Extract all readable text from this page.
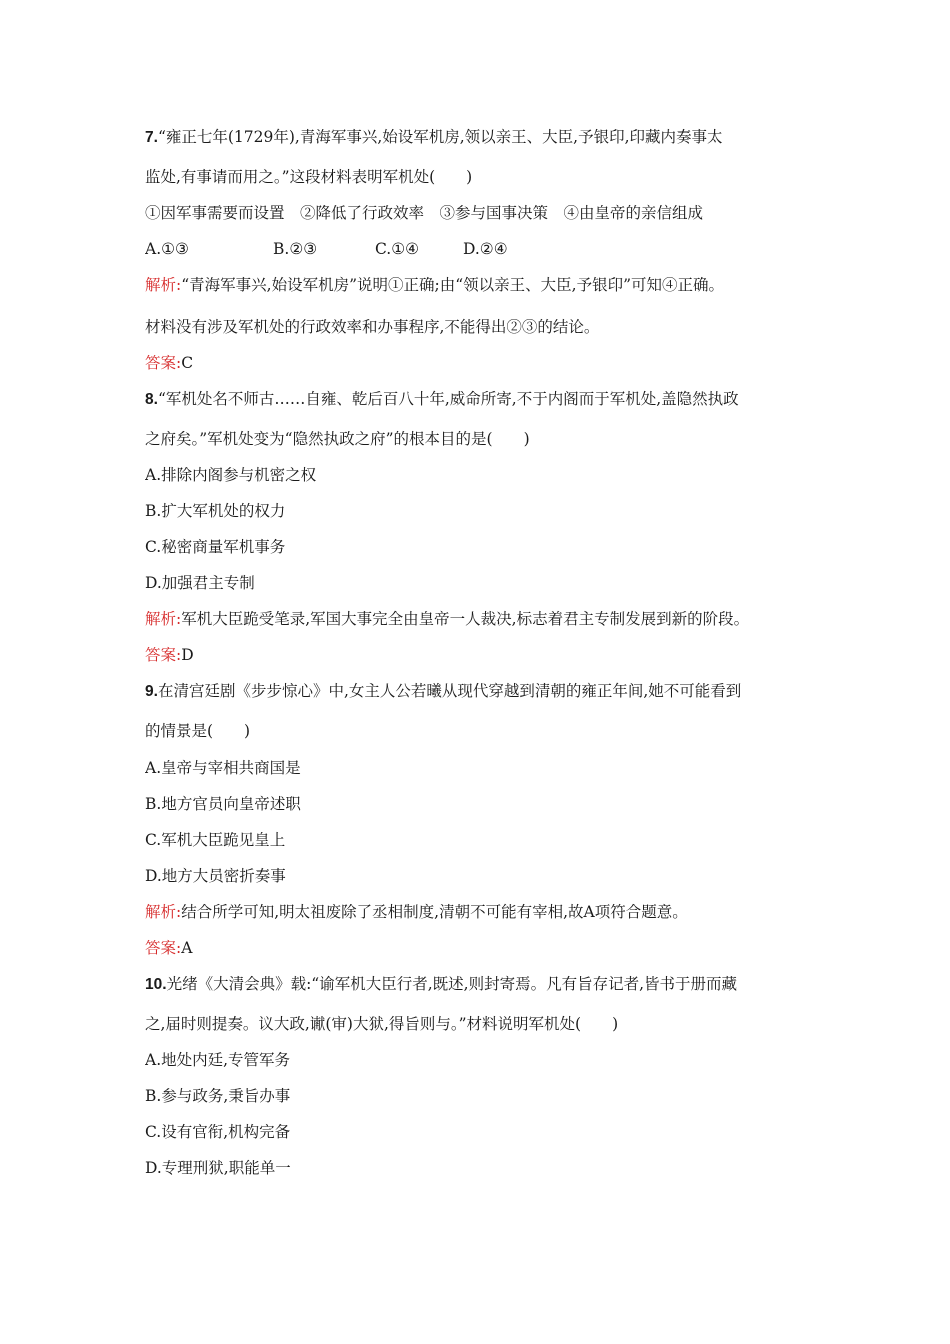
7.“雍正七年(1729年),青海军事兴,始设军机房,领以亲王、大臣,予银印,印藏内奏事太
监处,有事请而用之。”这段材料表明军机处(　　)
①因军事需要而设置　②降低了行政效率　③参与国事决策　④由皇帝的亲信组成
A.①③	B.②③	C.①④	D.②④
解析:“青海军事兴,始设军机房”说明①正确;由“领以亲王、大臣,予银印”可知④正确。
材料没有涉及军机处的行政效率和办事程序,不能得出②③的结论。
答案:C
8.“军机处名不师古……自雍、乾后百八十年,威命所寄,不于内阁而于军机处,盖隐然执政
之府矣。”军机处变为“隐然执政之府”的根本目的是(　　)
A.排除内阁参与机密之权
B.扩大军机处的权力
C.秘密商量军机事务
D.加强君主专制
解析:军机大臣跪受笔录,军国大事完全由皇帝一人裁决,标志着君主专制发展到新的阶段。
答案:D
9.在清宫廷剧《步步惊心》中,女主人公若曦从现代穿越到清朝的雍正年间,她不可能看到
的情景是(　　)
A.皇帝与宰相共商国是
B.地方官员向皇帝述职
C.军机大臣跪见皇上
D.地方大员密折奏事
解析:结合所学可知,明太祖废除了丞相制度,清朝不可能有宰相,故A项符合题意。
答案:A
10.光绪《大清会典》载:“谕军机大臣行者,既述,则封寄焉。凡有旨存记者,皆书于册而藏
之,届时则提奏。议大政,谳(审)大狱,得旨则与。”材料说明军机处(　　)
A.地处内廷,专管军务
B.参与政务,秉旨办事
C.设有官衔,机构完备
D.专理刑狱,职能单一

______

▶ Your task
Pull out every line above that holds the word "青海军事兴".

▶ Expected answer
7.“雍正七年(1729年),青海军事兴,始设军机房,领以亲王、大臣,予银印,印藏内奏事太
解析:“青海军事兴,始设军机房”说明①正确;由“领以亲王、大臣,予银印”可知④正确。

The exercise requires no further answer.